Start EXCERPTED TEXT

In April 2018, two months before the U.S. Supreme Court released its Janus v. AFSCME ruling that said mandatory union dues were a violation of the First Amendment, Gov. Phil Murphy signed a preemptive bill called the “Workplace Democracy Enhancement Act (WDEA).” This new law, according to NJ School Boards Association’s Mike Vrancik, “intrudes into matters that are currently, and should remain, subjects of collective negotiations” by “essentially grant[ing] unions unfettered access to public employees on school district property.” In effect, WDEA eviscerates the Janus ruling by giving the New Jersey Education Association the “exclusive right” to meet with newly-hired employees in order to pressure them into joining their local bargaining unit, requires school districts to send personal contact information for all new and existing employees, and limits a teacher’s right to leave NJEA.

End EXCERPTED TEXT
Start EXTRACTED INFORMATION

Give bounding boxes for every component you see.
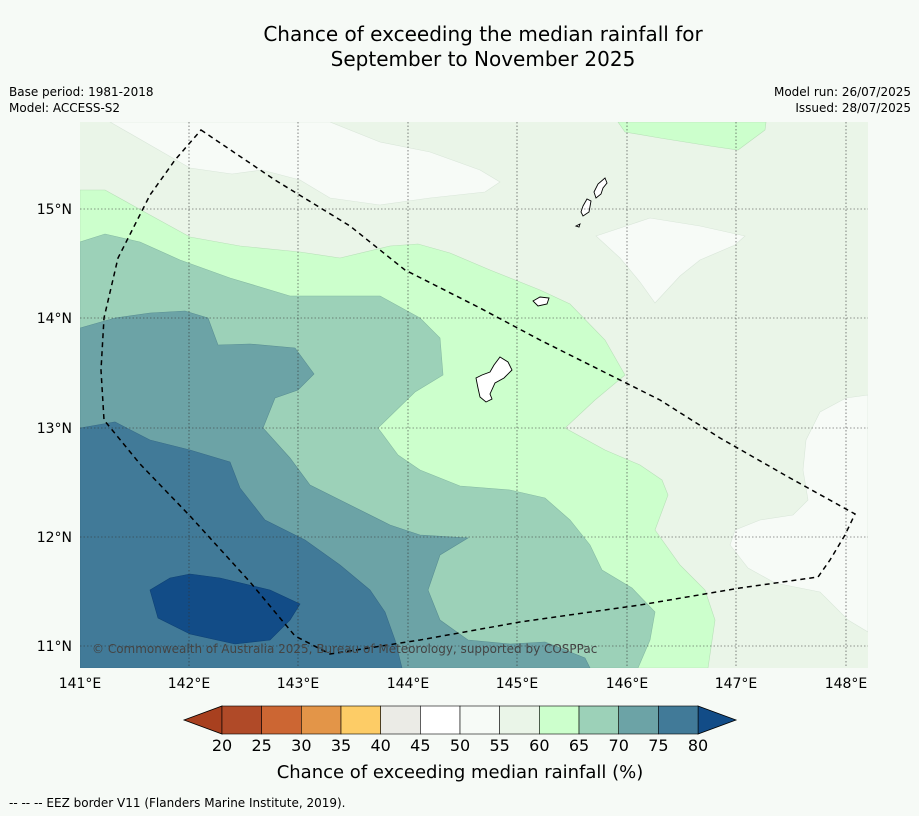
colorbar-swatch <box>499 705 540 735</box>
lon-tick-141: 141°E <box>59 676 102 692</box>
meta-right: Model run: 26/07/2025 Issued: 28/07/2025 <box>774 84 911 116</box>
lat-tick-13: 13°N <box>37 421 72 437</box>
colorbar-tick-label: 65 <box>569 736 589 755</box>
colorbar-tick-label: 55 <box>490 736 510 755</box>
lat-tick-14: 14°N <box>37 311 72 327</box>
colorbar-title: Chance of exceeding median rainfall (%) <box>277 762 644 783</box>
contour-50-55-north <box>109 122 501 206</box>
meta-left: Base period: 1981-2018 Model: ACCESS-S2 <box>9 84 154 116</box>
colorbar-swatch <box>658 705 699 735</box>
contour-50-55-southeast <box>729 394 868 633</box>
gridlines <box>80 122 868 668</box>
colorbar-tick-label: 30 <box>291 736 311 755</box>
colorbar-tick-label: 45 <box>410 736 430 755</box>
issued-text: Issued: 28/07/2025 <box>795 101 911 115</box>
lat-tick-15: 15°N <box>37 202 72 218</box>
eez-border <box>100 129 856 655</box>
colorbar-tick-label: 70 <box>609 736 629 755</box>
contour-over-80 <box>149 573 301 645</box>
colorbar-swatch <box>340 705 381 735</box>
colorbar-swatch <box>380 705 421 735</box>
island-aguijan <box>574 223 581 228</box>
colorbar-swatch <box>221 705 262 735</box>
lat-tick-11: 11°N <box>37 639 72 655</box>
colorbar-tick-label: 40 <box>371 736 391 755</box>
colorbar-swatch <box>539 705 580 735</box>
lon-tick-147: 147°E <box>715 676 758 692</box>
lat-tick-labels: 15°N 14°N 13°N 12°N 11°N <box>37 202 72 655</box>
colorbar-tick-label: 25 <box>251 736 271 755</box>
lat-tick-12: 12°N <box>37 530 72 546</box>
copyright-text: © Commonwealth of Australia 2025, Bureau… <box>92 642 597 656</box>
eez-legend-note: -- -- -- EEZ border V11 (Flanders Marine… <box>9 796 346 810</box>
lon-tick-146: 146°E <box>606 676 649 692</box>
lon-tick-148: 148°E <box>825 676 868 692</box>
contour-50-55-east <box>595 217 746 304</box>
colorbar-tick-label: 50 <box>450 736 470 755</box>
colorbar-swatch <box>261 705 302 735</box>
lon-tick-labels: 141°E 142°E 143°E 144°E 145°E 146°E 147°… <box>59 676 868 692</box>
model-run-text: Model run: 26/07/2025 <box>773 85 911 99</box>
island-saipan <box>593 177 608 199</box>
lon-tick-143: 143°E <box>277 676 320 692</box>
contour-60-65-north <box>617 122 767 151</box>
map-title-line2: September to November 2025 <box>330 47 636 71</box>
colorbar-over-arrow <box>697 705 738 735</box>
colorbar-tick-label: 60 <box>529 736 549 755</box>
colorbar-under-arrow <box>182 705 223 735</box>
colorbar-tick-label: 20 <box>212 736 232 755</box>
colorbar-tick-label: 35 <box>331 736 351 755</box>
colorbar-swatch <box>420 705 461 735</box>
colorbar-tick-label: 75 <box>648 736 668 755</box>
island-outlines <box>475 177 608 403</box>
colorbar-swatch <box>578 705 620 735</box>
model-text: Model: ACCESS-S2 <box>9 101 121 115</box>
lon-tick-142: 142°E <box>168 676 211 692</box>
lon-tick-145: 145°E <box>496 676 539 692</box>
island-guam <box>475 356 513 403</box>
lon-tick-144: 144°E <box>387 676 430 692</box>
colorbar-tick-label: 80 <box>688 736 708 755</box>
colorbar: 20 25 30 35 40 45 50 55 60 65 70 75 80 Chance of exc… <box>182 705 738 783</box>
colorbar-swatch <box>301 705 342 735</box>
map-title-line1: Chance of exceeding the median rainfall … <box>263 22 703 46</box>
colorbar-swatch <box>459 705 500 735</box>
island-tinian <box>580 198 592 217</box>
base-period-text: Base period: 1981-2018 <box>9 85 154 99</box>
map-area: © Commonwealth of Australia 2025, Bureau… <box>80 122 868 668</box>
island-rota <box>532 296 550 307</box>
colorbar-swatch <box>618 705 659 735</box>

End EXTRACTED INFORMATION

◆ WHAT YOU WILL DO
1. According to the passage on New Jersey's Workplace Democracy Enhancement Act, who signed the bill in April 2018?
2. Output the part of the passage on the Workplace Democracy Enhancement Act between "In April 2018, two" and "to leave NJEA.", inclusive, with no changes.

◆ COMPLETE ANSWERS
1. Gov. Phil Murphy

2.
In April 2018, two months before the U.S. Supreme Court released its Janus v. AFSCME ruling that said mandatory union dues were a violation of the First Amendment, Gov. Phil Murphy signed a preemptive bill called the “Workplace Democracy Enhancement Act (WDEA).” This new law, according to NJ School Boards Association’s Mike Vrancik, “intrudes into matters that are currently, and should remain, subjects of collective negotiations” by “essentially grant[ing] unions unfettered access to public employees on school district property.” In effect, WDEA eviscerates the Janus ruling by giving the New Jersey Education Association the “exclusive right” to meet with newly-hired employees in order to pressure them into joining their local bargaining unit, requires school districts to send personal contact information for all new and existing employees, and limits a teacher’s right to leave NJEA.